**MATERIALS PROVIDED**
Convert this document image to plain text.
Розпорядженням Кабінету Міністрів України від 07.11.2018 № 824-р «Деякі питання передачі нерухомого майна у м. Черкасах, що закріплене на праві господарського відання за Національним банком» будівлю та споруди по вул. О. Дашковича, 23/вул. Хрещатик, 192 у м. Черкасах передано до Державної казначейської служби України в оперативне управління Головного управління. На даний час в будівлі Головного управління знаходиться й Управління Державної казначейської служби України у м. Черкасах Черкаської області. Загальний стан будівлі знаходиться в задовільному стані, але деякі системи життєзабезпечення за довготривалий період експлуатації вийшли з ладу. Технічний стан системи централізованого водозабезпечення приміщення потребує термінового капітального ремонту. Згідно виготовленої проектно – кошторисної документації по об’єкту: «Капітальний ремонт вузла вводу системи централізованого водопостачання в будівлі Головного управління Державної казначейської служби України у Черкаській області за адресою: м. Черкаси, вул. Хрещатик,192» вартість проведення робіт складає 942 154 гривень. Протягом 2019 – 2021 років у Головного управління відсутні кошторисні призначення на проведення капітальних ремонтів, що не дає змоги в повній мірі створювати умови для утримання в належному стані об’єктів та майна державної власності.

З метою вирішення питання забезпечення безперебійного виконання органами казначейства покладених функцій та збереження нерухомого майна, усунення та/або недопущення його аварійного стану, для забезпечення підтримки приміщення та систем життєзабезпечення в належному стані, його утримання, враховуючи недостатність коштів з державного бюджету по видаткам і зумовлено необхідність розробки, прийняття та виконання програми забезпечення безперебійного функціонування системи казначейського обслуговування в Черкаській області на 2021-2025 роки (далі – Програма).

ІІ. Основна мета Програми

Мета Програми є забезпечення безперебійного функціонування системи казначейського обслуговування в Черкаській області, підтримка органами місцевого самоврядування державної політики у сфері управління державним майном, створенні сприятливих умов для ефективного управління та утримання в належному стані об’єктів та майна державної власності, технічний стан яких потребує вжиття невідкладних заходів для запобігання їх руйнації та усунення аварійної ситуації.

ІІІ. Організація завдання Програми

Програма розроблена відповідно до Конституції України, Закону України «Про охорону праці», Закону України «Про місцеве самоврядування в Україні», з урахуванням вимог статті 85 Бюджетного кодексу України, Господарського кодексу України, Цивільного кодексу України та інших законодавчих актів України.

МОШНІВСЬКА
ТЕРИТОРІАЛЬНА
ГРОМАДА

**SHORT TASK**
Extract each line holding the word "органами" from the records.

**PROBLEM SOLUTION**
З метою вирішення питання забезпечення безперебійного виконання органами казначейства покладених функцій та збереження нерухомого майна, усунення та/або недопущення його аварійного стану, для забезпечення підтримки приміщення та систем життєзабезпечення в належному стані, його утримання, враховуючи недостатність коштів з державного бюджету по видаткам і зумовлено необхідність розробки, прийняття та виконання програми забезпечення безперебійного функціонування системи казначейського обслуговування в Черкаській області на 2021-2025 роки (далі – Програма).
Мета Програми є забезпечення безперебійного функціонування системи казначейського обслуговування в Черкаській області, підтримка органами місцевого самоврядування державної політики у сфері управління державним майном, створенні сприятливих умов для ефективного управління та утримання в належному стані об’єктів та майна державної власності, технічний стан яких потребує вжиття невідкладних заходів для запобігання їх руйнації та усунення аварійної ситуації.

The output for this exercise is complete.